## PROMPT
Retype the material that follows, keeping every word as it is.

'''

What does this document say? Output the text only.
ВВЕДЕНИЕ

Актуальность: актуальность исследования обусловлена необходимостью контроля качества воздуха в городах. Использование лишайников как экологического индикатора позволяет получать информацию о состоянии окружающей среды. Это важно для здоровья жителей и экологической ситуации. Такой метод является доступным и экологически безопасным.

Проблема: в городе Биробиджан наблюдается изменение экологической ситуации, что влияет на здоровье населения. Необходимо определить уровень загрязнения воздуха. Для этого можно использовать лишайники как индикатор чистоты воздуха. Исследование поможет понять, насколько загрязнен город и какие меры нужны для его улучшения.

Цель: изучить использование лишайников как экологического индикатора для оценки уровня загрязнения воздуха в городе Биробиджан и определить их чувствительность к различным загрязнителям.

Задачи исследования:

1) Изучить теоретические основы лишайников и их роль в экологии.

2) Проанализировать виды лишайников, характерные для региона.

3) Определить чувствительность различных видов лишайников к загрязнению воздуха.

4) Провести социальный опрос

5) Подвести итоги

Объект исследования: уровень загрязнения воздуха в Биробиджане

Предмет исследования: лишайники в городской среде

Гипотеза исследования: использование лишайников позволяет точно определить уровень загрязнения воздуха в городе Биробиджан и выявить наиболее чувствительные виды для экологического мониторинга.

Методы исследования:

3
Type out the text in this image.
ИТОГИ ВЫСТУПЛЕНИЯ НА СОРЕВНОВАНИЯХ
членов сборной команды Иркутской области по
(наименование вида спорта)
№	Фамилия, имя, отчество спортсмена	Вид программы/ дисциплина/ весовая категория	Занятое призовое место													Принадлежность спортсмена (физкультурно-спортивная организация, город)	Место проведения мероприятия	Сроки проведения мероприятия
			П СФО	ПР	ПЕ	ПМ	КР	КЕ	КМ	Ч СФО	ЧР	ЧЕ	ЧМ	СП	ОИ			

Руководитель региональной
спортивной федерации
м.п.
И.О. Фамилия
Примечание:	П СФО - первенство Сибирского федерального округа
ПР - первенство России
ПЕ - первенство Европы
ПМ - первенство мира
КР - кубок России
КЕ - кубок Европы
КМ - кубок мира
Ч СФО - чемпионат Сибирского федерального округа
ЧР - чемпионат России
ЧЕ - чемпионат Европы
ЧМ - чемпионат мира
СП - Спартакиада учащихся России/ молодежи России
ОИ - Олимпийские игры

'''

## EXERCISE ANSWER
What does this document say? Output the text only.
ВВЕДЕНИЕ

Актуальность: актуальность исследования обусловлена необходимостью контроля качества воздуха в городах. Использование лишайников как экологического индикатора позволяет получать информацию о состоянии окружающей среды. Это важно для здоровья жителей и экологической ситуации. Такой метод является доступным и экологически безопасным.

Проблема: в городе Биробиджан наблюдается изменение экологической ситуации, что влияет на здоровье населения. Необходимо определить уровень загрязнения воздуха. Для этого можно использовать лишайники как индикатор чистоты воздуха. Исследование поможет понять, насколько загрязнен город и какие меры нужны для его улучшения.

Цель: изучить использование лишайников как экологического индикатора для оценки уровня загрязнения воздуха в городе Биробиджан и определить их чувствительность к различным загрязнителям.

Задачи исследования:

1) Изучить теоретические основы лишайников и их роль в экологии.

2) Проанализировать виды лишайников, характерные для региона.

3) Определить чувствительность различных видов лишайников к загрязнению воздуха.

4) Провести социальный опрос

5) Подвести итоги

Объект исследования: уровень загрязнения воздуха в Биробиджане

Предмет исследования: лишайники в городской среде

Гипотеза исследования: использование лишайников позволяет точно определить уровень загрязнения воздуха в городе Биробиджан и выявить наиболее чувствительные виды для экологического мониторинга.

Методы исследования:

3
Type out the text in this image.
ИТОГИ ВЫСТУПЛЕНИЯ НА СОРЕВНОВАНИЯХ
членов сборной команды Иркутской области по
(наименование вида спорта)
№	Фамилия, имя, отчество спортсмена	Вид программы/ дисциплина/ весовая категория	Занятое призовое место													Принадлежность спортсмена (физкультурно-спортивная организация, город)	Место проведения мероприятия	Сроки проведения мероприятия
			П СФО	ПР	ПЕ	ПМ	КР	КЕ	КМ	Ч СФО	ЧР	ЧЕ	ЧМ	СП	ОИ			

Руководитель региональной
спортивной федерации
м.п.
И.О. Фамилия
Примечание:	П СФО - первенство Сибирского федерального округа
ПР - первенство России
ПЕ - первенство Европы
ПМ - первенство мира
КР - кубок России
КЕ - кубок Европы
КМ - кубок мира
Ч СФО - чемпионат Сибирского федерального округа
ЧР - чемпионат России
ЧЕ - чемпионат Европы
ЧМ - чемпионат мира
СП - Спартакиада учащихся России/ молодежи России
ОИ - Олимпийские игры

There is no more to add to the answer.